**Exercise details**
Using the data below, copy each line that includes the word "Magnetic".

**Data rows**
▽

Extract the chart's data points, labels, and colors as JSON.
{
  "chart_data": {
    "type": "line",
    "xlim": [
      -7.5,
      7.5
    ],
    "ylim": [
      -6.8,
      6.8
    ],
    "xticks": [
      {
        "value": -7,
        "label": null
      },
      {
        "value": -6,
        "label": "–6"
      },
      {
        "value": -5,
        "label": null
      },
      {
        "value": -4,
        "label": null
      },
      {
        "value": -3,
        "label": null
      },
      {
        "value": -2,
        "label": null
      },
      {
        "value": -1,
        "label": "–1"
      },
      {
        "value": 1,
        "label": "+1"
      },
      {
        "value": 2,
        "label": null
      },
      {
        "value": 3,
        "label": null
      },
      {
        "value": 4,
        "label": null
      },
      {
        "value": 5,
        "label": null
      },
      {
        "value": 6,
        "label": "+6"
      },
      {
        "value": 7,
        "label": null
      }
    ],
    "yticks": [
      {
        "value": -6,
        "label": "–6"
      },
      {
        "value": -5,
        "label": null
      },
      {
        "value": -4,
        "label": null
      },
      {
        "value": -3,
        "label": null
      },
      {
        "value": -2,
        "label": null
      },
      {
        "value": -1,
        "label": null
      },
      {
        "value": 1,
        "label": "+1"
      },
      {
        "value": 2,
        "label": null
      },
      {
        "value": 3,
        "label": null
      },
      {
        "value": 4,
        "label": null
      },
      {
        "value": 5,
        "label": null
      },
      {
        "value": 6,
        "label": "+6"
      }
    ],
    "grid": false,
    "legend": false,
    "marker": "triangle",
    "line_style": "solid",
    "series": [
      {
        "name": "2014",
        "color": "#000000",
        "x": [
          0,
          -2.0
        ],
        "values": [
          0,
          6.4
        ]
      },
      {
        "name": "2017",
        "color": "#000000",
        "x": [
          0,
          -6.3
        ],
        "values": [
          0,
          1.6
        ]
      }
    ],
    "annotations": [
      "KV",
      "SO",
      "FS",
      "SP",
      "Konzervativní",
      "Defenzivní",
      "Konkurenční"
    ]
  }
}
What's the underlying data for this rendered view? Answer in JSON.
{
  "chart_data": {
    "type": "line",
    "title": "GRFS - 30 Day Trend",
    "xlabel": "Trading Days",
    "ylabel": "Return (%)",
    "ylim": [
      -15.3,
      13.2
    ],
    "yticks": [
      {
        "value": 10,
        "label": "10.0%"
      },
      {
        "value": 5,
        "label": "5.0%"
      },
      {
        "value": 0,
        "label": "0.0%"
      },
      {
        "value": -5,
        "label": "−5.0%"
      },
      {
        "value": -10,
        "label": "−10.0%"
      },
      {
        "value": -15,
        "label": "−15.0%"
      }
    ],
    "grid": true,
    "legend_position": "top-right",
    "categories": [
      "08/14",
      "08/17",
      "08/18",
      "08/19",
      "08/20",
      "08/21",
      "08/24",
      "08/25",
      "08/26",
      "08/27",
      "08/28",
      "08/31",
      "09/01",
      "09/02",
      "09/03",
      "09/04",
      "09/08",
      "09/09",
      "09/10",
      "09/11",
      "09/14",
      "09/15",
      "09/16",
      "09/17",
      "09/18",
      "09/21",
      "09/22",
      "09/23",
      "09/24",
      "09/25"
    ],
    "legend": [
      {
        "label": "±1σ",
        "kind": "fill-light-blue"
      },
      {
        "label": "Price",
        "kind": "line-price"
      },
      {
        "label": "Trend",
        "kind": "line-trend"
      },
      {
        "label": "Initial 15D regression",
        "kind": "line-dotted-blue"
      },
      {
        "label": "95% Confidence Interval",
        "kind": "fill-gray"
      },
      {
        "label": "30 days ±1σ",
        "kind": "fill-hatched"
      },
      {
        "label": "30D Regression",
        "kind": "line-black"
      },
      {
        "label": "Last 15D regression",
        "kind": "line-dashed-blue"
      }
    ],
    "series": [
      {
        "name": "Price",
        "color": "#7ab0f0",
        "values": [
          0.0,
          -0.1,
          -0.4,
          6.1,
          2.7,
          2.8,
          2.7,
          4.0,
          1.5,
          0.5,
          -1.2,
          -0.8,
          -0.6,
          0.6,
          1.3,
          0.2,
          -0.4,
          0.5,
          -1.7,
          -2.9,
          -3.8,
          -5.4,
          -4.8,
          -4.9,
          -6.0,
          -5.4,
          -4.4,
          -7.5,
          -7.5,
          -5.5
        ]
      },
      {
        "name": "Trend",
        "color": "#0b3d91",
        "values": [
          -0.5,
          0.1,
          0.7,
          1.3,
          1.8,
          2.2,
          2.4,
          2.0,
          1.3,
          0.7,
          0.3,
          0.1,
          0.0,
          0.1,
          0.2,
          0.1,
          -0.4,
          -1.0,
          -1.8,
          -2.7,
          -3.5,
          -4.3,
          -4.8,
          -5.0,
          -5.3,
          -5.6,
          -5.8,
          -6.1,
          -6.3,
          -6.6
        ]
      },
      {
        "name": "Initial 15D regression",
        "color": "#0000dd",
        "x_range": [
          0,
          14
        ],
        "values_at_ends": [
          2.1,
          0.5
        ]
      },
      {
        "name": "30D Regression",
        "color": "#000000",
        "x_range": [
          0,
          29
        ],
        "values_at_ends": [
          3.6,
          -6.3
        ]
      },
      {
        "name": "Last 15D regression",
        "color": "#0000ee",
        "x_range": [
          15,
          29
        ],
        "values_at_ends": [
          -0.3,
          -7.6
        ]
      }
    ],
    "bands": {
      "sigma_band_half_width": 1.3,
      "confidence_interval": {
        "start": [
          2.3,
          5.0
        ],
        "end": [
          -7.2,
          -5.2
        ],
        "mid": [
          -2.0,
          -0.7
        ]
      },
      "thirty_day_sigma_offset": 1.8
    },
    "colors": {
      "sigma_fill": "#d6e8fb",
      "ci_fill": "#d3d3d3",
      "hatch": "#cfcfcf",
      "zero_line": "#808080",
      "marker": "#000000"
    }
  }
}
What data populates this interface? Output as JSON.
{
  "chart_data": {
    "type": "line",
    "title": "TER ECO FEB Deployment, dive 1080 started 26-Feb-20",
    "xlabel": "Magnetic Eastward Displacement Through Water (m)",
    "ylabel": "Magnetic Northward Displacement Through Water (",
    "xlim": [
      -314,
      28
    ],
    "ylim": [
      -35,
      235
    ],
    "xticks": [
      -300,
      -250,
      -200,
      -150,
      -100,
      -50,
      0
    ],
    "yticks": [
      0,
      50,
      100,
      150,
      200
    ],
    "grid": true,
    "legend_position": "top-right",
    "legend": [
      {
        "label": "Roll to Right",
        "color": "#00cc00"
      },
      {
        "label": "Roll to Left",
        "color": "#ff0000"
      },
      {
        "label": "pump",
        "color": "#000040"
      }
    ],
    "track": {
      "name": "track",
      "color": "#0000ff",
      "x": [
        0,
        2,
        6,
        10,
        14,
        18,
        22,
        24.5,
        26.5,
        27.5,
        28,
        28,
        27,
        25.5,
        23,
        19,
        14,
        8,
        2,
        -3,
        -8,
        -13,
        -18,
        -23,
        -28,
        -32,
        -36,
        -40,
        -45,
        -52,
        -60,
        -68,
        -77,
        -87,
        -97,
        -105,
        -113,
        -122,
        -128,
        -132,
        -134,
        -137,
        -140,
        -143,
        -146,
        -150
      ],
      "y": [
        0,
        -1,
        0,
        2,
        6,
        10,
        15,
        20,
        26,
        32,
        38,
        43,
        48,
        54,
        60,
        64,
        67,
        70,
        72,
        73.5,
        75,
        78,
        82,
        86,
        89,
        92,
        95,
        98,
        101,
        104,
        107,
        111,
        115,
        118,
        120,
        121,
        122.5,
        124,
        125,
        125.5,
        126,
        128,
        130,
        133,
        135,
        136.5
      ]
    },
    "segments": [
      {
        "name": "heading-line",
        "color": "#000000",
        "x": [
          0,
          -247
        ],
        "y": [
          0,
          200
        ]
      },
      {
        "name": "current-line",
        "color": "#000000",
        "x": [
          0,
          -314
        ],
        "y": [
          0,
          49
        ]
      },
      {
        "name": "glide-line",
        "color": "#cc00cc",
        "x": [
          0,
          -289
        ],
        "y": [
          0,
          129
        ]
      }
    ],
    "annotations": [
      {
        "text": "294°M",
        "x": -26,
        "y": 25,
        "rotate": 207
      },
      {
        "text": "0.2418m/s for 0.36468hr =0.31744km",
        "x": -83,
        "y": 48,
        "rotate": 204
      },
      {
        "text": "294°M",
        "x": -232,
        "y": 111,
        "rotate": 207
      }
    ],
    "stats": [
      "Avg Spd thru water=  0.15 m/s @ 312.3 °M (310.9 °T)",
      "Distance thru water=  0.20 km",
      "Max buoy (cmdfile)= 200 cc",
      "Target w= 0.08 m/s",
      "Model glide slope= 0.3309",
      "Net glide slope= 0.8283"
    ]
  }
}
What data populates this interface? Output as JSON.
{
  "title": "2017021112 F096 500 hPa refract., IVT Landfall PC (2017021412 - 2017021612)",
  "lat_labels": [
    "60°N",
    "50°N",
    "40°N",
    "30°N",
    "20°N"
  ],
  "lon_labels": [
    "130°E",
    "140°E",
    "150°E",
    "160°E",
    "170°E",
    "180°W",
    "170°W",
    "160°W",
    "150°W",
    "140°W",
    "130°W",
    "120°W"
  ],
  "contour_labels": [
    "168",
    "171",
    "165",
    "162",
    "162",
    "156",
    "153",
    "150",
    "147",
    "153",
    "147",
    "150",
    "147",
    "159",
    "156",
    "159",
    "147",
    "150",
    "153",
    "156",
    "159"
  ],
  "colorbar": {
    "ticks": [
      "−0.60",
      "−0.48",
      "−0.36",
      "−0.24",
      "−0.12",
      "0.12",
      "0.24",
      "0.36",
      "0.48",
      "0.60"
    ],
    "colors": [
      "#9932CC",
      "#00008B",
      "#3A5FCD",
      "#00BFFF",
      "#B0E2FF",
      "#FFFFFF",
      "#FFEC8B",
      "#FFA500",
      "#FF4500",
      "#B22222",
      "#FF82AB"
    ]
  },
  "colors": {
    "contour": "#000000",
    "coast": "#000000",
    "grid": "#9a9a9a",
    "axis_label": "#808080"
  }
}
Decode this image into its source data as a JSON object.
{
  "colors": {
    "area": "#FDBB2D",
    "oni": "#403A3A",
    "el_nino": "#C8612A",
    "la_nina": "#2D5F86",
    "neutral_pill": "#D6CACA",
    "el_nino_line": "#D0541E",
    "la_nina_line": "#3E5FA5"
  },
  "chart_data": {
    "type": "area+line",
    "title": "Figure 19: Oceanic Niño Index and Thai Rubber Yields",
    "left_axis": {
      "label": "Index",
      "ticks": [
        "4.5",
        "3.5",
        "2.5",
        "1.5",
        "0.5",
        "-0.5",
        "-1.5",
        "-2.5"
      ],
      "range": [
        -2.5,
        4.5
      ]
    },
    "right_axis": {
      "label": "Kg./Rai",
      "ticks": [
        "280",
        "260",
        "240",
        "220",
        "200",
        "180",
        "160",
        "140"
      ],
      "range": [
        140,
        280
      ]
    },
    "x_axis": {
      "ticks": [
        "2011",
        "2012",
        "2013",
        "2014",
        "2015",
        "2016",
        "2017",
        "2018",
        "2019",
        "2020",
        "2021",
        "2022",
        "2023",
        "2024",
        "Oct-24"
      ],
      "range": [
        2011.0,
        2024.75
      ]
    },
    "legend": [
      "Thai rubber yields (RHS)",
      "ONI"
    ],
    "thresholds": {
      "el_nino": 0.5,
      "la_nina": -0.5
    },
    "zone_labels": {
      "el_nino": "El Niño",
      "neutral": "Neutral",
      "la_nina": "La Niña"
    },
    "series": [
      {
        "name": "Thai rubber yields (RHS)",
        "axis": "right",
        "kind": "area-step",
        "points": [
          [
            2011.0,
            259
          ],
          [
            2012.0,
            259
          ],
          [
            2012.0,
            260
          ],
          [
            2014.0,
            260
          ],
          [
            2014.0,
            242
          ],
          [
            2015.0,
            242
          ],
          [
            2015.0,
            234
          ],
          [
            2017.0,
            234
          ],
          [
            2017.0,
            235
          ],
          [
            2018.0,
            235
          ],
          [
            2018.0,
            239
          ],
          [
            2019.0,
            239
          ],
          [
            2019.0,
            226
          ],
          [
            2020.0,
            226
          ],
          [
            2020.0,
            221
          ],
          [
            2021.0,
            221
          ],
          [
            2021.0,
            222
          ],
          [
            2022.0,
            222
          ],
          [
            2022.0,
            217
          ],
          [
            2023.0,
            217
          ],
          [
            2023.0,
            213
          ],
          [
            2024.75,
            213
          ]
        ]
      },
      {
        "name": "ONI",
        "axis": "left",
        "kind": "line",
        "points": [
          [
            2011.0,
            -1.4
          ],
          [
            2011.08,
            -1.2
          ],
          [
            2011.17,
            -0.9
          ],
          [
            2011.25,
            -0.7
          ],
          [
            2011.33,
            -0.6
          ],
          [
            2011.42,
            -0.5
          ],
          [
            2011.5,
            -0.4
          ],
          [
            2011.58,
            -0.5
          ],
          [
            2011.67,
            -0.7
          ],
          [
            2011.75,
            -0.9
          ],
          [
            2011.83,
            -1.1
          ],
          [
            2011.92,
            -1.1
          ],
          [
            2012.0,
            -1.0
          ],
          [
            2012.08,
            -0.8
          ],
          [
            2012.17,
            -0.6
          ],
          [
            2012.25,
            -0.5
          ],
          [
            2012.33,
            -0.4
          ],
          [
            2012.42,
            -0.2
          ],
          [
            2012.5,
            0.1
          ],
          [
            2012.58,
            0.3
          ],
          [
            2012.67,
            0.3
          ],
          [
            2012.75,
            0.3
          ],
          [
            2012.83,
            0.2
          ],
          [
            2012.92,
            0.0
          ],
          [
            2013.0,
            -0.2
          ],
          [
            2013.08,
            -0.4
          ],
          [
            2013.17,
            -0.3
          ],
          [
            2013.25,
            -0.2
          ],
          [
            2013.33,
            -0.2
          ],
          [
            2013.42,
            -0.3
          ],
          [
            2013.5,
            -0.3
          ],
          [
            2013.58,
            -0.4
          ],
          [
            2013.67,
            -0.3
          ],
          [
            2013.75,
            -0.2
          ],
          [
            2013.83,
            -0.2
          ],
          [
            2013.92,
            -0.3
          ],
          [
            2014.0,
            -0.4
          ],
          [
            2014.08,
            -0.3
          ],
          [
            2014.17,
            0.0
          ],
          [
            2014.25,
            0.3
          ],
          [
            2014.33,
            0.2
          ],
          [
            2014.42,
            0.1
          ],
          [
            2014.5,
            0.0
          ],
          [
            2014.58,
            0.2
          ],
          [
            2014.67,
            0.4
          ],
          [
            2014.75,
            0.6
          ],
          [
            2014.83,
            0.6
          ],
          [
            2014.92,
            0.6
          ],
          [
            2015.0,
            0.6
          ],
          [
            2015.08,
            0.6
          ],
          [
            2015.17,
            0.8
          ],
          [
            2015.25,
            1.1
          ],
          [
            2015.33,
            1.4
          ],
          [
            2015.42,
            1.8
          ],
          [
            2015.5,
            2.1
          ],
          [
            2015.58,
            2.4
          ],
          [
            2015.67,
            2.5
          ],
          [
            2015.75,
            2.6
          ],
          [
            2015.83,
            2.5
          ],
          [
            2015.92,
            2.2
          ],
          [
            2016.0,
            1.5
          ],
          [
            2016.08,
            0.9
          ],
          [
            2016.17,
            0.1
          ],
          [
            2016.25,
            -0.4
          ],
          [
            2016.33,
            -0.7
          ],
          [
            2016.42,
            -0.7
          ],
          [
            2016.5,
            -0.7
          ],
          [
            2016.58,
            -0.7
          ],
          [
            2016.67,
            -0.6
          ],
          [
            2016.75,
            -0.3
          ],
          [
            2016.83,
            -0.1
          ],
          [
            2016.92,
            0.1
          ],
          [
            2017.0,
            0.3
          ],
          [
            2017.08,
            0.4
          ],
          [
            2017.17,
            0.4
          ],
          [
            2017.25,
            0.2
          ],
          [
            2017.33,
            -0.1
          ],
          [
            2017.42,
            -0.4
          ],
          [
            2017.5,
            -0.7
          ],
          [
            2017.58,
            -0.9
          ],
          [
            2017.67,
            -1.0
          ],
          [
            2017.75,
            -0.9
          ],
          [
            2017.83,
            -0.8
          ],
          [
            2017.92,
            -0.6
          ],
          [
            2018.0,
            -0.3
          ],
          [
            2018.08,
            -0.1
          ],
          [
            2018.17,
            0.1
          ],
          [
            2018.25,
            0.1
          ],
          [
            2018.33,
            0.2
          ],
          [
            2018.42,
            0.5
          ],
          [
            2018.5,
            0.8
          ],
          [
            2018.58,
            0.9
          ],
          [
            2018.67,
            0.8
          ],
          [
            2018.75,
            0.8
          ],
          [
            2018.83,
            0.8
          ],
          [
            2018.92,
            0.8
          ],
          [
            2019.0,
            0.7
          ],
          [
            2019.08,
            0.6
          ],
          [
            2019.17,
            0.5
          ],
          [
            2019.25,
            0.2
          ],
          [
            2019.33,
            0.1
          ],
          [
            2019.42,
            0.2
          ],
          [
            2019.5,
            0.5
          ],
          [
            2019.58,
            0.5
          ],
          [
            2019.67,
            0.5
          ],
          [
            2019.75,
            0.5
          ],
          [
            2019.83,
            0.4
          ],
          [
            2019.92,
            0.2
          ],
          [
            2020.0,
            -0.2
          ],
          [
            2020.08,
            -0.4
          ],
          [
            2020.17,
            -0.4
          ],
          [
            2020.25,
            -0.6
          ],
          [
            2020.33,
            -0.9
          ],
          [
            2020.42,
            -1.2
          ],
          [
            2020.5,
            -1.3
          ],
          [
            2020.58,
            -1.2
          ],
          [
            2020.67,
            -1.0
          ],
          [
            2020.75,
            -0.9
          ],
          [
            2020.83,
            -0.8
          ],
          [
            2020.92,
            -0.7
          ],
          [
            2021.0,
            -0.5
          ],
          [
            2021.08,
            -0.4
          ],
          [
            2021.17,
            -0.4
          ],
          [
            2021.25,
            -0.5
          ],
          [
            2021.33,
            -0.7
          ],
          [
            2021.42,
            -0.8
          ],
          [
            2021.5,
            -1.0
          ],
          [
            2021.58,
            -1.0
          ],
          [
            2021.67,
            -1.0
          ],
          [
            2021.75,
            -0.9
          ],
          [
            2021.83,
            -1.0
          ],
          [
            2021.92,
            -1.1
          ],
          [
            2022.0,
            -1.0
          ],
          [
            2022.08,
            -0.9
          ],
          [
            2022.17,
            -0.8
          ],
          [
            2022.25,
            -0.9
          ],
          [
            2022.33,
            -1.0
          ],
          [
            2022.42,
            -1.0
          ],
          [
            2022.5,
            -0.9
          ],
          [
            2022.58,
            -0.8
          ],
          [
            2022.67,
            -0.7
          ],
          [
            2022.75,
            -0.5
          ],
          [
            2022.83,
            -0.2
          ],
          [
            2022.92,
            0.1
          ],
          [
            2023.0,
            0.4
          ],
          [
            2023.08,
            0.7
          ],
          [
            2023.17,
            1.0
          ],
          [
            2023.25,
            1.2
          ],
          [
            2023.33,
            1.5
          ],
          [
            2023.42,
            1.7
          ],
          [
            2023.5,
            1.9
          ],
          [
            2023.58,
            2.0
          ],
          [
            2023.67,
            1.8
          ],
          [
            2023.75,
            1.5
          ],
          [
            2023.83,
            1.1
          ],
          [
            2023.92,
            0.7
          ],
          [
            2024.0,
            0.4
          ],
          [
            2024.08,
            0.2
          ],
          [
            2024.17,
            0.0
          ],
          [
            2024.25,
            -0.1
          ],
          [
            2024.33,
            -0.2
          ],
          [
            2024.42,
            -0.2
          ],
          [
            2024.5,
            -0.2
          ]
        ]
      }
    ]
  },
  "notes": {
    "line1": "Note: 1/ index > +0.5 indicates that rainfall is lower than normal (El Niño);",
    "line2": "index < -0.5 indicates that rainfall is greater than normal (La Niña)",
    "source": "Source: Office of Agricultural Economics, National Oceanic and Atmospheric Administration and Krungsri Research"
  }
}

△

**Solved exercise**
    "xlabel": "Magnetic Eastward Displacement Through Water (m)",
    "ylabel": "Magnetic Northward Displacement Through Water (",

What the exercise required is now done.